▸ EXERCISE
Report the number of lines containing "color", with no other words.

(Data entries for graphics)
^^^^

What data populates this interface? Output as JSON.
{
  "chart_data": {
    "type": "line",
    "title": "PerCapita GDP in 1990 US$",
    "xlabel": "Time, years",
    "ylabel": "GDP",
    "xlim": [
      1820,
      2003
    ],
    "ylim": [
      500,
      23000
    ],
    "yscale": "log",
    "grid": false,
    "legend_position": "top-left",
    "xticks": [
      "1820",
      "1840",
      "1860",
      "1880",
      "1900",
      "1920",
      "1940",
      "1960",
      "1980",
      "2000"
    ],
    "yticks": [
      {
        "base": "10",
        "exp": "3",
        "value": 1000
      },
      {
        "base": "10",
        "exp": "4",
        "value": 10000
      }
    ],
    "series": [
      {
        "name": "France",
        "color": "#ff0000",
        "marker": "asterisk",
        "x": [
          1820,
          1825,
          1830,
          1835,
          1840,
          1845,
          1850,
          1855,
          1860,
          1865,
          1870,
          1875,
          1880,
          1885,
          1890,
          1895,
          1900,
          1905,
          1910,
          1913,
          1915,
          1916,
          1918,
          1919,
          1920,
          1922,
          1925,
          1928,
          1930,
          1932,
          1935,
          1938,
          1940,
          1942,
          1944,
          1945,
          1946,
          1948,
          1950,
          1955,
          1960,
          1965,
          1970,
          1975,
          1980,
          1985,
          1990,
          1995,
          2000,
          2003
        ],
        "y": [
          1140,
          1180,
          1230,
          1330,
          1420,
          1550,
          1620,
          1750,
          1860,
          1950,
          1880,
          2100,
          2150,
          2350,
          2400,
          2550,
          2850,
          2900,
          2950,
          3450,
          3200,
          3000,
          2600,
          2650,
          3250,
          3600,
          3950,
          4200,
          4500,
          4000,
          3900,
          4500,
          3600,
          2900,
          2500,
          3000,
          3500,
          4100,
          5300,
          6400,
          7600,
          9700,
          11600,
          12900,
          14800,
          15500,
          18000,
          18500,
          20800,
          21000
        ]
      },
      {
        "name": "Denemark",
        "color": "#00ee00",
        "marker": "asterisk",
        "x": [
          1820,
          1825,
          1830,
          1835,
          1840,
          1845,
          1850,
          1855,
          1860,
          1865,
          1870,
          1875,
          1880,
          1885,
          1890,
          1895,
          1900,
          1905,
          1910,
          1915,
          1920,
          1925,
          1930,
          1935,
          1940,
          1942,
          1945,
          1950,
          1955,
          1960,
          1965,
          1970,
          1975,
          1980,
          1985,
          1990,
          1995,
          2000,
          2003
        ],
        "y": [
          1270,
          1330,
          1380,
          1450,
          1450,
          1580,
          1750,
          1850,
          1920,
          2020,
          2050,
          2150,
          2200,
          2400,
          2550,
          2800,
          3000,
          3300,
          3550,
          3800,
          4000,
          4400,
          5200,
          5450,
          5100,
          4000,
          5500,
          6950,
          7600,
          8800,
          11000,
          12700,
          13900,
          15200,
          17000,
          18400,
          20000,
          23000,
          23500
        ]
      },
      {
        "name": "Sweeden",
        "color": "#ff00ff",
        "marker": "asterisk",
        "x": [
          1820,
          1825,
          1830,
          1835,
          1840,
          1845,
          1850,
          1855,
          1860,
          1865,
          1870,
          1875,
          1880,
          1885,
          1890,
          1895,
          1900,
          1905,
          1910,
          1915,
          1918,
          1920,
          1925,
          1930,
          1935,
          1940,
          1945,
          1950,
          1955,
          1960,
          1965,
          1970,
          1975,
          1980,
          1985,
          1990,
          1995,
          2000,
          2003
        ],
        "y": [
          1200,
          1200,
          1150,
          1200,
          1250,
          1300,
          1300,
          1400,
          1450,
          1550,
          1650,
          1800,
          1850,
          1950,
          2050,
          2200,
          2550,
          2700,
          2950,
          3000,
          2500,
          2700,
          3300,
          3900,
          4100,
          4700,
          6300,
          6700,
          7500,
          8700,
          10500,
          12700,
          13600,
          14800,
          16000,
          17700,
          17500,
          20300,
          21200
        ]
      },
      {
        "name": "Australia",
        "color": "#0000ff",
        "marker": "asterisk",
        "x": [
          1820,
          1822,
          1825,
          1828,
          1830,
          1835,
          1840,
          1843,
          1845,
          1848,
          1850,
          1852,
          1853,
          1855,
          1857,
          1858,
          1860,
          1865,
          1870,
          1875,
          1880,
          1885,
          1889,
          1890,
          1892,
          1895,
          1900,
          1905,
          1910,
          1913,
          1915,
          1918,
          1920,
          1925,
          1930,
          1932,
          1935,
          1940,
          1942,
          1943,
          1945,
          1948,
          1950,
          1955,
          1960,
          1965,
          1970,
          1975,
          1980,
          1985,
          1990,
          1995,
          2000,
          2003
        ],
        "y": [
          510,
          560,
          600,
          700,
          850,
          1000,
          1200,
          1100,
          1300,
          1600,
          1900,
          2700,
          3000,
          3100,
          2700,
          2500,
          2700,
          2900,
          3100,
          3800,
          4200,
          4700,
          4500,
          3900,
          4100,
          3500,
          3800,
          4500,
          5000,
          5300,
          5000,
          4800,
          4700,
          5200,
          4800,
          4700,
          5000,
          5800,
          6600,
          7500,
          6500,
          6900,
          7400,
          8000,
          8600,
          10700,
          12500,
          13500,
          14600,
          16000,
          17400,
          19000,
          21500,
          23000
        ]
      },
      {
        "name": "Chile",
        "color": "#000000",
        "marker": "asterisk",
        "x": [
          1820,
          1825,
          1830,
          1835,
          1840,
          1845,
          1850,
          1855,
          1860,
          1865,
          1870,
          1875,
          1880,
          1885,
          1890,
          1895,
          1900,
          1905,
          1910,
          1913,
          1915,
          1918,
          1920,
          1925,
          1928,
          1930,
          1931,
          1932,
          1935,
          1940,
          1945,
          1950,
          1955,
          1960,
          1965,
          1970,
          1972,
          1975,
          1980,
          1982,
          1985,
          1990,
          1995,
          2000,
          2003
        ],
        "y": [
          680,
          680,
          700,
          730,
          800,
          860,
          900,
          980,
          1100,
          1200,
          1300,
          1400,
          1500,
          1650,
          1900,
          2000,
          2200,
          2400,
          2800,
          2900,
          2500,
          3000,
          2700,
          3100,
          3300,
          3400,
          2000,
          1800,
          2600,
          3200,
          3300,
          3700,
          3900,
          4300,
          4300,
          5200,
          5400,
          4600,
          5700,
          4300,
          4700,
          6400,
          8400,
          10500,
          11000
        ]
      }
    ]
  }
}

^^^^

▸ ANSWER BELOW
5